The exercise: Look through the data below and return each line where "title" appears.

·····

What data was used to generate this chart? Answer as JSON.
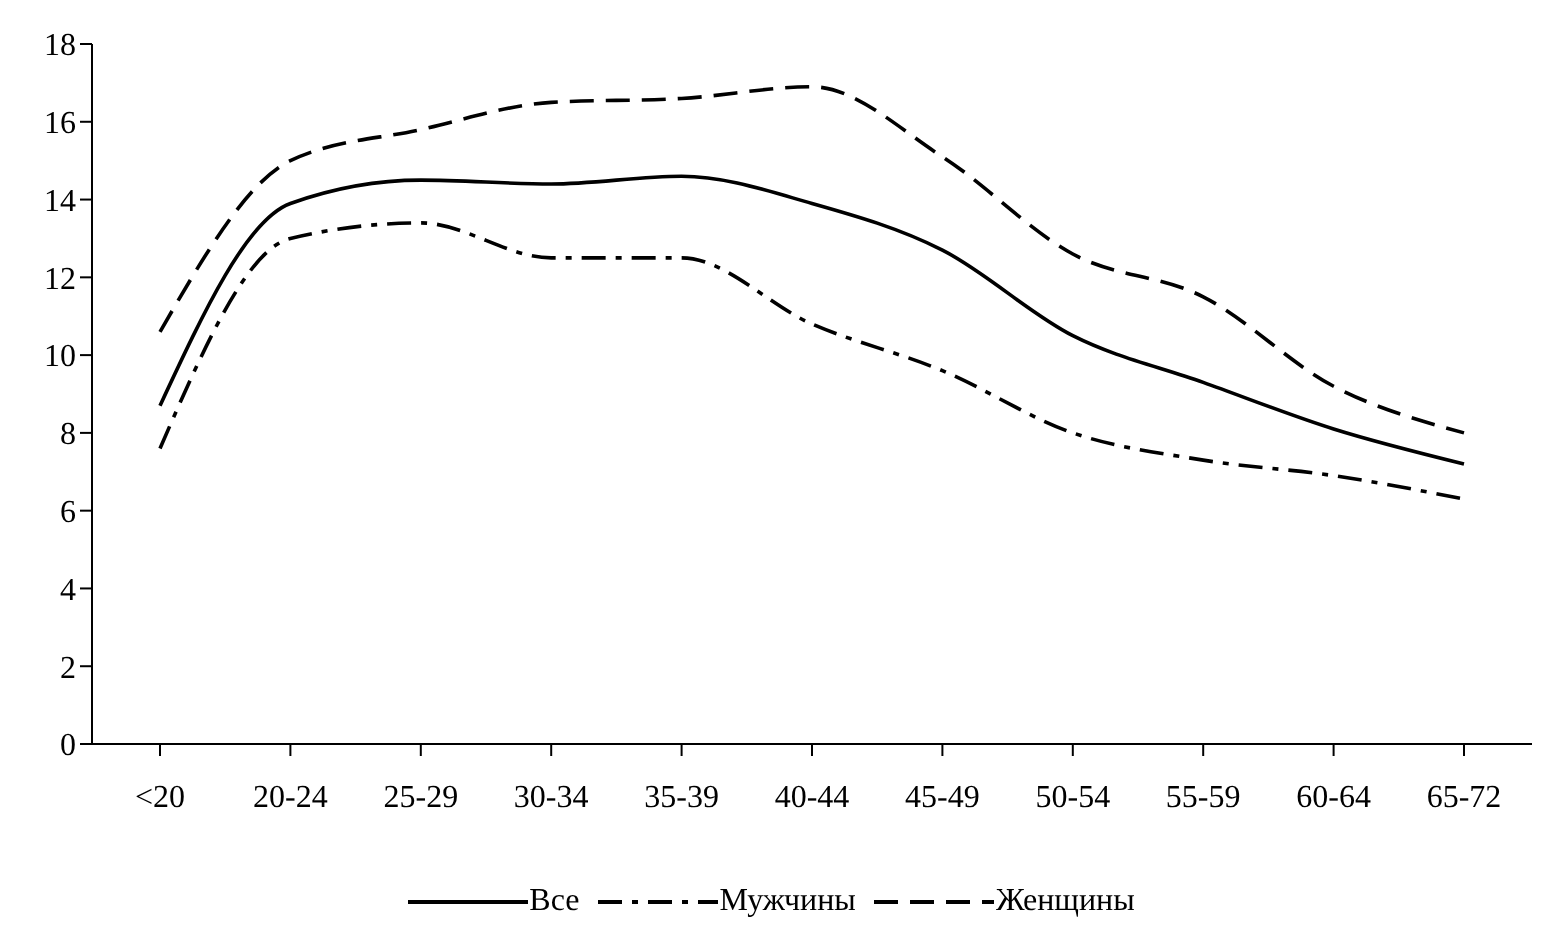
{
  "chart_data": {
    "type": "line",
    "categories": [
      "<20",
      "20-24",
      "25-29",
      "30-34",
      "35-39",
      "40-44",
      "45-49",
      "50-54",
      "55-59",
      "60-64",
      "65-72"
    ],
    "series": [
      {
        "name": "Все",
        "color": "#000000",
        "line_style": "solid",
        "values": [
          8.7,
          13.9,
          14.5,
          14.4,
          14.6,
          13.9,
          12.7,
          10.5,
          9.3,
          8.1,
          7.2
        ]
      },
      {
        "name": "Мужчины",
        "color": "#000000",
        "line_style": "dashdot",
        "values": [
          7.6,
          13.0,
          13.4,
          12.5,
          12.5,
          10.8,
          9.6,
          8.0,
          7.3,
          6.9,
          6.3
        ]
      },
      {
        "name": "Женщины",
        "color": "#000000",
        "line_style": "dashed",
        "values": [
          10.6,
          15.0,
          15.8,
          16.5,
          16.6,
          16.9,
          15.1,
          12.6,
          11.5,
          9.2,
          8.0
        ]
      }
    ],
    "ylim": [
      0,
      18
    ],
    "yticks": [
      0,
      2,
      4,
      6,
      8,
      10,
      12,
      14,
      16,
      18
    ],
    "grid": false,
    "legend": "bottom",
    "marker": "none"
  }
}
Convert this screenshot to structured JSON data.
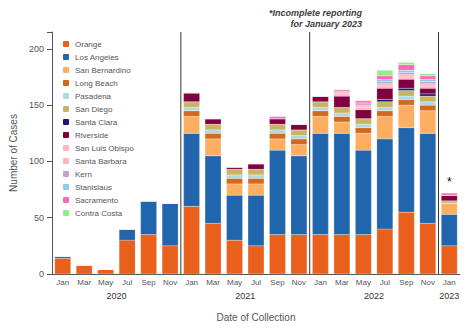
{
  "chart_data": {
    "type": "bar",
    "stacked": true,
    "categories": [
      "Jan",
      "Mar",
      "May",
      "Jul",
      "Sep",
      "Nov",
      "Jan",
      "Mar",
      "May",
      "Jul",
      "Sep",
      "Nov",
      "Jan",
      "Mar",
      "May",
      "Jul",
      "Sep",
      "Nov",
      "Jan"
    ],
    "category_years": [
      "2020",
      "2020",
      "2020",
      "2020",
      "2020",
      "2020",
      "2021",
      "2021",
      "2021",
      "2021",
      "2021",
      "2021",
      "2022",
      "2022",
      "2022",
      "2022",
      "2022",
      "2022",
      "2023"
    ],
    "series": [
      {
        "name": "Orange",
        "color": "#E8601C",
        "values": [
          14,
          8,
          4,
          30,
          35,
          25,
          60,
          45,
          30,
          25,
          35,
          35,
          35,
          35,
          35,
          40,
          55,
          45,
          25
        ]
      },
      {
        "name": "Los Angeles",
        "color": "#2166AC",
        "values": [
          2,
          0,
          0,
          10,
          30,
          38,
          65,
          60,
          40,
          45,
          75,
          70,
          90,
          90,
          75,
          80,
          75,
          80,
          28
        ]
      },
      {
        "name": "San Bernardino",
        "color": "#FDAE61",
        "values": [
          0,
          0,
          0,
          0,
          0,
          0,
          15,
          15,
          10,
          10,
          10,
          10,
          15,
          10,
          15,
          20,
          20,
          20,
          10
        ]
      },
      {
        "name": "Long Beach",
        "color": "#D2691E",
        "values": [
          0,
          0,
          0,
          0,
          0,
          0,
          5,
          5,
          5,
          5,
          5,
          5,
          5,
          5,
          5,
          5,
          5,
          5,
          0
        ]
      },
      {
        "name": "Pasadena",
        "color": "#ADD8E6",
        "values": [
          0,
          0,
          0,
          0,
          0,
          0,
          3,
          3,
          3,
          3,
          3,
          3,
          3,
          3,
          3,
          3,
          3,
          3,
          0
        ]
      },
      {
        "name": "San Diego",
        "color": "#C8B560",
        "values": [
          0,
          0,
          0,
          0,
          0,
          0,
          5,
          5,
          5,
          5,
          5,
          5,
          5,
          5,
          5,
          5,
          5,
          5,
          2
        ]
      },
      {
        "name": "Santa Clara",
        "color": "#191970",
        "values": [
          0,
          0,
          0,
          0,
          0,
          0,
          0,
          0,
          0,
          0,
          0,
          0,
          0,
          0,
          0,
          2,
          2,
          2,
          0
        ]
      },
      {
        "name": "Riverside",
        "color": "#800040",
        "values": [
          0,
          0,
          0,
          0,
          0,
          0,
          8,
          5,
          2,
          5,
          5,
          5,
          5,
          10,
          8,
          10,
          8,
          5,
          5
        ]
      },
      {
        "name": "San Luis Obispo",
        "color": "#FFB6C1",
        "values": [
          0,
          0,
          0,
          0,
          0,
          0,
          0,
          0,
          0,
          0,
          0,
          0,
          0,
          2,
          2,
          2,
          2,
          2,
          0
        ]
      },
      {
        "name": "Santa Barbara",
        "color": "#FFB6C1",
        "values": [
          0,
          0,
          0,
          0,
          0,
          0,
          0,
          0,
          0,
          0,
          0,
          0,
          0,
          2,
          2,
          2,
          2,
          2,
          0
        ]
      },
      {
        "name": "Kern",
        "color": "#C8A0D0",
        "values": [
          0,
          0,
          0,
          0,
          0,
          0,
          0,
          0,
          0,
          0,
          0,
          0,
          0,
          2,
          2,
          2,
          2,
          2,
          0
        ]
      },
      {
        "name": "Stanislaus",
        "color": "#87CEEB",
        "values": [
          0,
          0,
          0,
          0,
          0,
          0,
          0,
          0,
          0,
          0,
          0,
          0,
          0,
          0,
          0,
          2,
          2,
          2,
          0
        ]
      },
      {
        "name": "Sacramento",
        "color": "#FF69B4",
        "values": [
          0,
          0,
          0,
          0,
          0,
          0,
          0,
          0,
          0,
          0,
          2,
          0,
          0,
          0,
          2,
          3,
          5,
          3,
          2
        ]
      },
      {
        "name": "Contra Costa",
        "color": "#90EE90",
        "values": [
          0,
          0,
          0,
          0,
          0,
          0,
          0,
          0,
          0,
          0,
          0,
          0,
          0,
          0,
          0,
          5,
          2,
          2,
          0
        ]
      }
    ],
    "ylabel": "Number of Cases",
    "xlabel": "Date of Collection",
    "ylim": [
      0,
      215
    ],
    "yticks": [
      0,
      50,
      100,
      150,
      200
    ],
    "grid": false,
    "legend": "upper left",
    "annotation": "*Incomplete reporting\nfor January 2023",
    "star_label": "*"
  }
}
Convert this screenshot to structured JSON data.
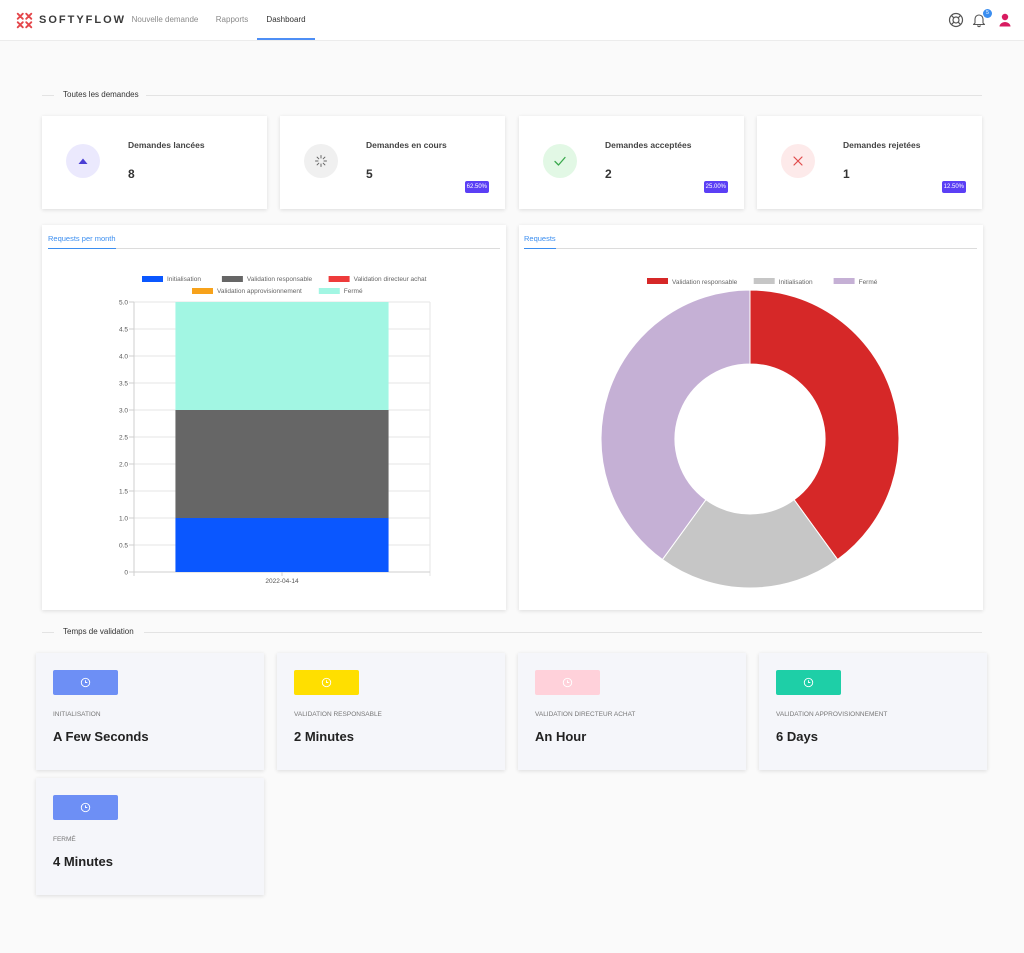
{
  "brand": {
    "name": "SOFTYFLOW",
    "color": "#e4474b"
  },
  "nav": {
    "items": [
      {
        "label": "Nouvelle demande",
        "active": false
      },
      {
        "label": "Rapports",
        "active": false
      },
      {
        "label": "Dashboard",
        "active": true
      }
    ]
  },
  "header": {
    "help_icon": "lifebuoy-icon",
    "notifications_icon": "bell-icon",
    "notifications_count": "5",
    "user_icon": "user-icon",
    "user_color": "#d81b60"
  },
  "sections": {
    "all_requests": "Toutes les demandes",
    "validation_time": "Temps de validation"
  },
  "stats": [
    {
      "title": "Demandes lancées",
      "value": "8",
      "percent": "",
      "icon": "triangle-up-icon",
      "icon_color": "#4a3fd4",
      "icon_bg": "#ebe9fd"
    },
    {
      "title": "Demandes en cours",
      "value": "5",
      "percent": "62.50%",
      "icon": "spinner-icon",
      "icon_color": "#666666",
      "icon_bg": "#f0f0f0"
    },
    {
      "title": "Demandes acceptées",
      "value": "2",
      "percent": "25.00%",
      "icon": "check-icon",
      "icon_color": "#3aa94d",
      "icon_bg": "#e2f8e5"
    },
    {
      "title": "Demandes rejetées",
      "value": "1",
      "percent": "12.50%",
      "icon": "close-icon",
      "icon_color": "#e04a4a",
      "icon_bg": "#fdeaea"
    }
  ],
  "charts": {
    "bar_tab": "Requests per month",
    "pie_tab": "Requests"
  },
  "chart_data": [
    {
      "type": "bar",
      "stacked": true,
      "categories": [
        "2022-04-14"
      ],
      "series": [
        {
          "name": "Initialisation",
          "values": [
            1
          ],
          "color": "#0a57ff"
        },
        {
          "name": "Validation responsable",
          "values": [
            2
          ],
          "color": "#666666"
        },
        {
          "name": "Validation directeur achat",
          "values": [
            0
          ],
          "color": "#ee3b3b"
        },
        {
          "name": "Validation approvisionnement",
          "values": [
            0
          ],
          "color": "#f7a21b"
        },
        {
          "name": "Fermé",
          "values": [
            2
          ],
          "color": "#a2f6e3"
        }
      ],
      "ylim": [
        0,
        5
      ],
      "yticks": [
        "0",
        "0.5",
        "1.0",
        "1.5",
        "2.0",
        "2.5",
        "3.0",
        "3.5",
        "4.0",
        "4.5",
        "5.0"
      ],
      "grid": true,
      "legend": "top"
    },
    {
      "type": "pie",
      "donut": true,
      "slices": [
        {
          "label": "Validation responsable",
          "value": 2,
          "color": "#d62828"
        },
        {
          "label": "Initialisation",
          "value": 1,
          "color": "#c6c6c6"
        },
        {
          "label": "Fermé",
          "value": 2,
          "color": "#c5b0d5"
        }
      ],
      "legend": "top"
    }
  ],
  "timings": [
    {
      "label": "INITIALISATION",
      "value": "A Few Seconds",
      "color": "#6d8ff5",
      "icon": "clock-icon"
    },
    {
      "label": "VALIDATION RESPONSABLE",
      "value": "2 Minutes",
      "color": "#ffdf00",
      "icon": "clock-icon"
    },
    {
      "label": "VALIDATION DIRECTEUR ACHAT",
      "value": "An Hour",
      "color": "#ffd1da",
      "icon": "clock-icon"
    },
    {
      "label": "VALIDATION APPROVISIONNEMENT",
      "value": "6 Days",
      "color": "#1ecfa7",
      "icon": "clock-icon"
    },
    {
      "label": "FERMÉ",
      "value": "4 Minutes",
      "color": "#6d8ff5",
      "icon": "clock-icon"
    }
  ]
}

·····

Solved problem:
      "title": "Demandes lancées",
      "title": "Demandes en cours",
      "title": "Demandes acceptées",
      "title": "Demandes rejetées",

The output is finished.